====== Extrait de page

Comment le game s’est pris au jeu symphonique.
Il y a quelques semaines, la Cité de la Musique à Paris rendait hommage à la musique dans le jeu vidéo avec une série de concerts dans le cadre d’un week-end dédié à ce pan fascinant de l’histoire du gaming.
Au temps des arcades, les sonorités qui viennent accompagner les plus mythiques des aventures virtuelles sont composées par les programmeurs eux-mêmes. Au fil des évolutions technologiques, les musiciens ont repris la main sur la composition, en créant de véritables bandes originales, qui ont fini par marquer des générations.
Des B.O. parfois composées par des artistes hors de ce monde, pourtant fascinés par le milieu du jeu vidéo, comme ce fût le cas de Jean-Michel Jarre, ou encore de David Bowie.
Damien Mecheri, auteur du livre Video Game Music : Histoire de la musique du jeu vidéo , est venu nous rendre visite sous la verrière de Nova, et revient sur l’évolution de ces sonorités qui ont aujourd’hui une place de choix dans les auditoriums, en image et en son avec une playlist commentée :
La playlist commentée de Damien Mecheri :
– Super Mario Bros, Overworld Theme (1985)

============

* [Énoncé du problème] Restituez intégralement, sans rien y changer, l'article ci-dessus consacré à la musique du jeu vidéo.

====== Données fournies

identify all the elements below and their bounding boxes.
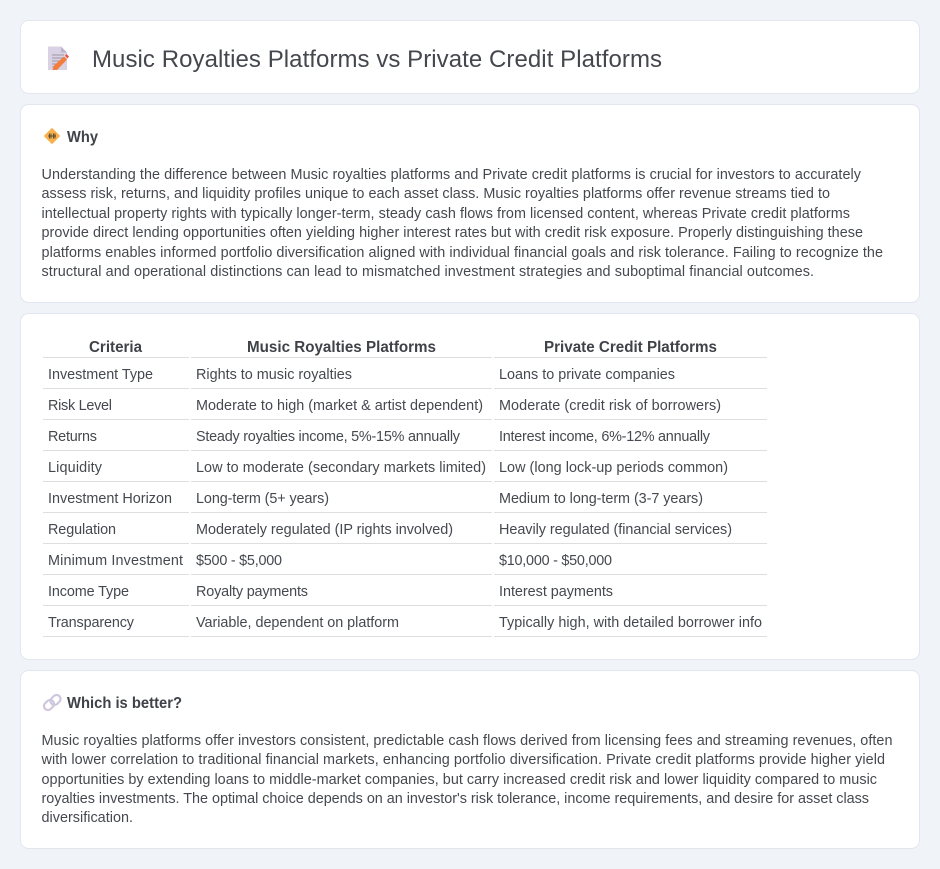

============

* [Réponse attendue]
Comment le game s’est pris au jeu symphonique.
Il y a quelques semaines, la Cité de la Musique à Paris rendait hommage à la musique dans le jeu vidéo avec une série de concerts dans le cadre d’un week-end dédié à ce pan fascinant de l’histoire du gaming.
Au temps des arcades, les sonorités qui viennent accompagner les plus mythiques des aventures virtuelles sont composées par les programmeurs eux-mêmes. Au fil des évolutions technologiques, les musiciens ont repris la main sur la composition, en créant de véritables bandes originales, qui ont fini par marquer des générations.
Des B.O. parfois composées par des artistes hors de ce monde, pourtant fascinés par le milieu du jeu vidéo, comme ce fût le cas de Jean-Michel Jarre, ou encore de David Bowie.
Damien Mecheri, auteur du livre Video Game Music : Histoire de la musique du jeu vidéo , est venu nous rendre visite sous la verrière de Nova, et revient sur l’évolution de ces sonorités qui ont aujourd’hui une place de choix dans les auditoriums, en image et en son avec une playlist commentée :
La playlist commentée de Damien Mecheri :
– Super Mario Bros, Overworld Theme (1985)